Aim of the task:
Write out the material below again, unchanged.

* start Extracted information *

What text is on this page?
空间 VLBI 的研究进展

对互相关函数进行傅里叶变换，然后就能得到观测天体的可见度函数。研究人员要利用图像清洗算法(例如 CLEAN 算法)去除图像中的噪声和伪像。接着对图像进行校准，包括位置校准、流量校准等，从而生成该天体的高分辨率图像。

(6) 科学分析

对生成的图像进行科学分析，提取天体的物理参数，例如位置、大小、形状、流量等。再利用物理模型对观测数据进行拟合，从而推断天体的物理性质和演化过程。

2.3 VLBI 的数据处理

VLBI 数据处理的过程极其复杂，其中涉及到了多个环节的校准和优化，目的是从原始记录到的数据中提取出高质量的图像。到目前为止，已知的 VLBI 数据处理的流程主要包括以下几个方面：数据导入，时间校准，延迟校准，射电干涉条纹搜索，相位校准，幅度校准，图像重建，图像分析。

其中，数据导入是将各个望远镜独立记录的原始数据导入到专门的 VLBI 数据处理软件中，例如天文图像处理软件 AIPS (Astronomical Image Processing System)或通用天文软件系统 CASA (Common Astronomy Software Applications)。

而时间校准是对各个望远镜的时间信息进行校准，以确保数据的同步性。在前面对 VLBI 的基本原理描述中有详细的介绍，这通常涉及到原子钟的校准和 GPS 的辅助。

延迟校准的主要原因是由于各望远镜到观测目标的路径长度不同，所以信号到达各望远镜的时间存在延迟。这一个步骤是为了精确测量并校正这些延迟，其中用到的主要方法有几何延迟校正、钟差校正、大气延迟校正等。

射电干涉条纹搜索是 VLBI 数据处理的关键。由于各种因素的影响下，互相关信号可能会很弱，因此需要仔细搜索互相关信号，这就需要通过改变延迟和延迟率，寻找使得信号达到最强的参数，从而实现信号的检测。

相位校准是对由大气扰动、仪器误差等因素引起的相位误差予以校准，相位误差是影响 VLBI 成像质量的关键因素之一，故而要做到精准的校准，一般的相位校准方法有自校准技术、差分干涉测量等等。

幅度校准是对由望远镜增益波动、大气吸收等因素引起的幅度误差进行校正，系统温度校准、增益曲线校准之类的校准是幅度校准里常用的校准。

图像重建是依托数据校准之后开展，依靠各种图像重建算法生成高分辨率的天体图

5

* end Extracted information *

Output:
What text is on this page?
空间 VLBI 的研究进展

对互相关函数进行傅里叶变换，然后就能得到观测天体的可见度函数。研究人员要利用图像清洗算法(例如 CLEAN 算法)去除图像中的噪声和伪像。接着对图像进行校准，包括位置校准、流量校准等，从而生成该天体的高分辨率图像。

(6) 科学分析

对生成的图像进行科学分析，提取天体的物理参数，例如位置、大小、形状、流量等。再利用物理模型对观测数据进行拟合，从而推断天体的物理性质和演化过程。

2.3 VLBI 的数据处理

VLBI 数据处理的过程极其复杂，其中涉及到了多个环节的校准和优化，目的是从原始记录到的数据中提取出高质量的图像。到目前为止，已知的 VLBI 数据处理的流程主要包括以下几个方面：数据导入，时间校准，延迟校准，射电干涉条纹搜索，相位校准，幅度校准，图像重建，图像分析。

其中，数据导入是将各个望远镜独立记录的原始数据导入到专门的 VLBI 数据处理软件中，例如天文图像处理软件 AIPS (Astronomical Image Processing System)或通用天文软件系统 CASA (Common Astronomy Software Applications)。

而时间校准是对各个望远镜的时间信息进行校准，以确保数据的同步性。在前面对 VLBI 的基本原理描述中有详细的介绍，这通常涉及到原子钟的校准和 GPS 的辅助。

延迟校准的主要原因是由于各望远镜到观测目标的路径长度不同，所以信号到达各望远镜的时间存在延迟。这一个步骤是为了精确测量并校正这些延迟，其中用到的主要方法有几何延迟校正、钟差校正、大气延迟校正等。

射电干涉条纹搜索是 VLBI 数据处理的关键。由于各种因素的影响下，互相关信号可能会很弱，因此需要仔细搜索互相关信号，这就需要通过改变延迟和延迟率，寻找使得信号达到最强的参数，从而实现信号的检测。

相位校准是对由大气扰动、仪器误差等因素引起的相位误差予以校准，相位误差是影响 VLBI 成像质量的关键因素之一，故而要做到精准的校准，一般的相位校准方法有自校准技术、差分干涉测量等等。

幅度校准是对由望远镜增益波动、大气吸收等因素引起的幅度误差进行校正，系统温度校准、增益曲线校准之类的校准是幅度校准里常用的校准。

图像重建是依托数据校准之后开展，依靠各种图像重建算法生成高分辨率的天体图

5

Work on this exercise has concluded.